# [Written instruction]
Copy every record exactly, and keep the pictures out.

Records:
◇ ◇ ◇
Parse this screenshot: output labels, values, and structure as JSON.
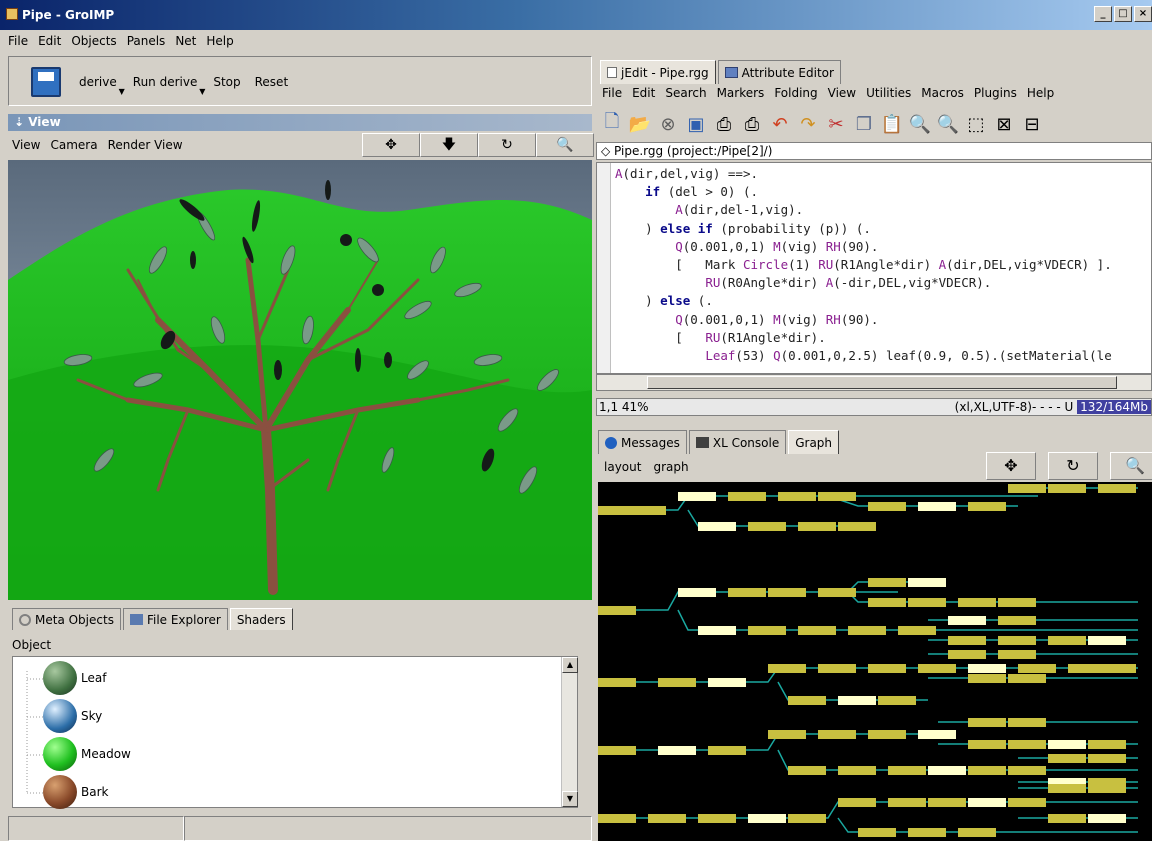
{
  "window": {
    "title": "Pipe - GroIMP",
    "btn_min": "_",
    "btn_max": "□",
    "btn_close": "×"
  },
  "menubar": [
    "File",
    "Edit",
    "Objects",
    "Panels",
    "Net",
    "Help"
  ],
  "toolbar": {
    "derive": "derive",
    "run_derive": "Run derive",
    "stop": "Stop",
    "reset": "Reset"
  },
  "view": {
    "header": "View",
    "menu": [
      "View",
      "Camera",
      "Render View"
    ]
  },
  "left_tabs": [
    "Meta Objects",
    "File Explorer",
    "Shaders"
  ],
  "object_label": "Object",
  "shaders": [
    {
      "name": "Leaf",
      "color": "#3f7040"
    },
    {
      "name": "Sky",
      "color": "#2c6ea8"
    },
    {
      "name": "Meadow",
      "color": "#20c020"
    },
    {
      "name": "Bark",
      "color": "#8a4a2a"
    }
  ],
  "editor": {
    "tabs": [
      "jEdit - Pipe.rgg",
      "Attribute Editor"
    ],
    "menu": [
      "File",
      "Edit",
      "Search",
      "Markers",
      "Folding",
      "View",
      "Utilities",
      "Macros",
      "Plugins",
      "Help"
    ],
    "file_path": "◇ Pipe.rgg (project:/Pipe[2]/)",
    "status_left": "1,1 41%",
    "status_right": "(xl,XL,UTF-8)- - - - U",
    "memory": "132/164Mb"
  },
  "graph_panel": {
    "tabs": [
      "Messages",
      "XL Console",
      "Graph"
    ],
    "menu": [
      "layout",
      "graph"
    ]
  }
}
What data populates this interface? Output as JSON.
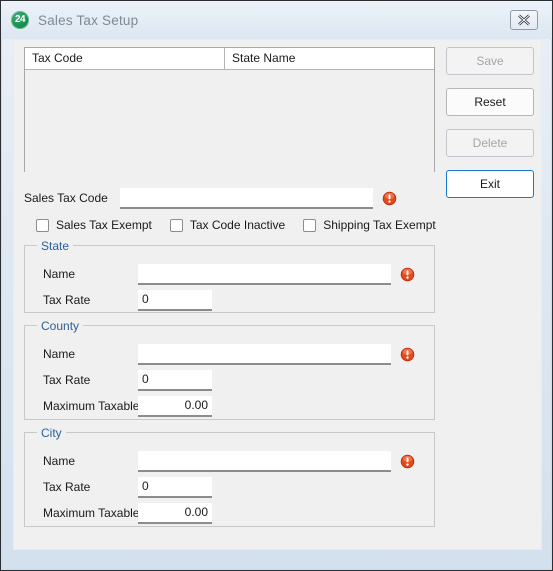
{
  "window": {
    "title": "Sales Tax Setup",
    "app_icon_label": "24",
    "close_icon": "close-icon"
  },
  "grid": {
    "columns": [
      "Tax Code",
      "State Name"
    ],
    "rows": []
  },
  "buttons": [
    {
      "label": "Save",
      "name": "save-button",
      "state": "disabled"
    },
    {
      "label": "Reset",
      "name": "reset-button",
      "state": "enabled"
    },
    {
      "label": "Delete",
      "name": "delete-button",
      "state": "disabled"
    },
    {
      "label": "Exit",
      "name": "exit-button",
      "state": "focused"
    }
  ],
  "sales_tax_code": {
    "label": "Sales Tax Code",
    "value": "",
    "placeholder": "",
    "error_icon": "error-icon"
  },
  "checkboxes": [
    {
      "label": "Sales Tax Exempt",
      "checked": false
    },
    {
      "label": "Tax Code Inactive",
      "checked": false
    },
    {
      "label": "Shipping Tax Exempt",
      "checked": false
    }
  ],
  "groups": {
    "state": {
      "legend": "State",
      "name_label": "Name",
      "name_value": "",
      "rate_label": "Tax Rate",
      "rate_value": "0"
    },
    "county": {
      "legend": "County",
      "name_label": "Name",
      "name_value": "",
      "rate_label": "Tax Rate",
      "rate_value": "0",
      "max_label": "Maximum Taxable",
      "max_value": "0.00"
    },
    "city": {
      "legend": "City",
      "name_label": "Name",
      "name_value": "",
      "rate_label": "Tax Rate",
      "rate_value": "0",
      "max_label": "Maximum Taxable",
      "max_value": "0.00"
    }
  },
  "colors": {
    "legend_blue": "#2a6099",
    "focus_blue": "#1779d0",
    "error_red": "#d63c14",
    "icon_green": "#17924f"
  }
}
◇ ◇ ◇
# [Exercise answer]
Parse this screenshot: output labels, values, and structure as JSON.
{
  "window": {
    "title": "Pipe - GroIMP",
    "btn_min": "_",
    "btn_max": "□",
    "btn_close": "×"
  },
  "menubar": [
    "File",
    "Edit",
    "Objects",
    "Panels",
    "Net",
    "Help"
  ],
  "toolbar": {
    "derive": "derive",
    "run_derive": "Run derive",
    "stop": "Stop",
    "reset": "Reset"
  },
  "view": {
    "header": "View",
    "menu": [
      "View",
      "Camera",
      "Render View"
    ]
  },
  "left_tabs": [
    "Meta Objects",
    "File Explorer",
    "Shaders"
  ],
  "object_label": "Object",
  "shaders": [
    {
      "name": "Leaf",
      "color": "#3f7040"
    },
    {
      "name": "Sky",
      "color": "#2c6ea8"
    },
    {
      "name": "Meadow",
      "color": "#20c020"
    },
    {
      "name": "Bark",
      "color": "#8a4a2a"
    }
  ],
  "editor": {
    "tabs": [
      "jEdit - Pipe.rgg",
      "Attribute Editor"
    ],
    "menu": [
      "File",
      "Edit",
      "Search",
      "Markers",
      "Folding",
      "View",
      "Utilities",
      "Macros",
      "Plugins",
      "Help"
    ],
    "file_path": "◇ Pipe.rgg (project:/Pipe[2]/)",
    "status_left": "1,1 41%",
    "status_right": "(xl,XL,UTF-8)- - - - U",
    "memory": "132/164Mb"
  },
  "graph_panel": {
    "tabs": [
      "Messages",
      "XL Console",
      "Graph"
    ],
    "menu": [
      "layout",
      "graph"
    ]
  }
}
What data populates this interface? Output as JSON.
{
  "window": {
    "title": "Sales Tax Setup",
    "app_icon_label": "24",
    "close_icon": "close-icon"
  },
  "grid": {
    "columns": [
      "Tax Code",
      "State Name"
    ],
    "rows": []
  },
  "buttons": [
    {
      "label": "Save",
      "name": "save-button",
      "state": "disabled"
    },
    {
      "label": "Reset",
      "name": "reset-button",
      "state": "enabled"
    },
    {
      "label": "Delete",
      "name": "delete-button",
      "state": "disabled"
    },
    {
      "label": "Exit",
      "name": "exit-button",
      "state": "focused"
    }
  ],
  "sales_tax_code": {
    "label": "Sales Tax Code",
    "value": "",
    "placeholder": "",
    "error_icon": "error-icon"
  },
  "checkboxes": [
    {
      "label": "Sales Tax Exempt",
      "checked": false
    },
    {
      "label": "Tax Code Inactive",
      "checked": false
    },
    {
      "label": "Shipping Tax Exempt",
      "checked": false
    }
  ],
  "groups": {
    "state": {
      "legend": "State",
      "name_label": "Name",
      "name_value": "",
      "rate_label": "Tax Rate",
      "rate_value": "0"
    },
    "county": {
      "legend": "County",
      "name_label": "Name",
      "name_value": "",
      "rate_label": "Tax Rate",
      "rate_value": "0",
      "max_label": "Maximum Taxable",
      "max_value": "0.00"
    },
    "city": {
      "legend": "City",
      "name_label": "Name",
      "name_value": "",
      "rate_label": "Tax Rate",
      "rate_value": "0",
      "max_label": "Maximum Taxable",
      "max_value": "0.00"
    }
  },
  "colors": {
    "legend_blue": "#2a6099",
    "focus_blue": "#1779d0",
    "error_red": "#d63c14",
    "icon_green": "#17924f"
  }
}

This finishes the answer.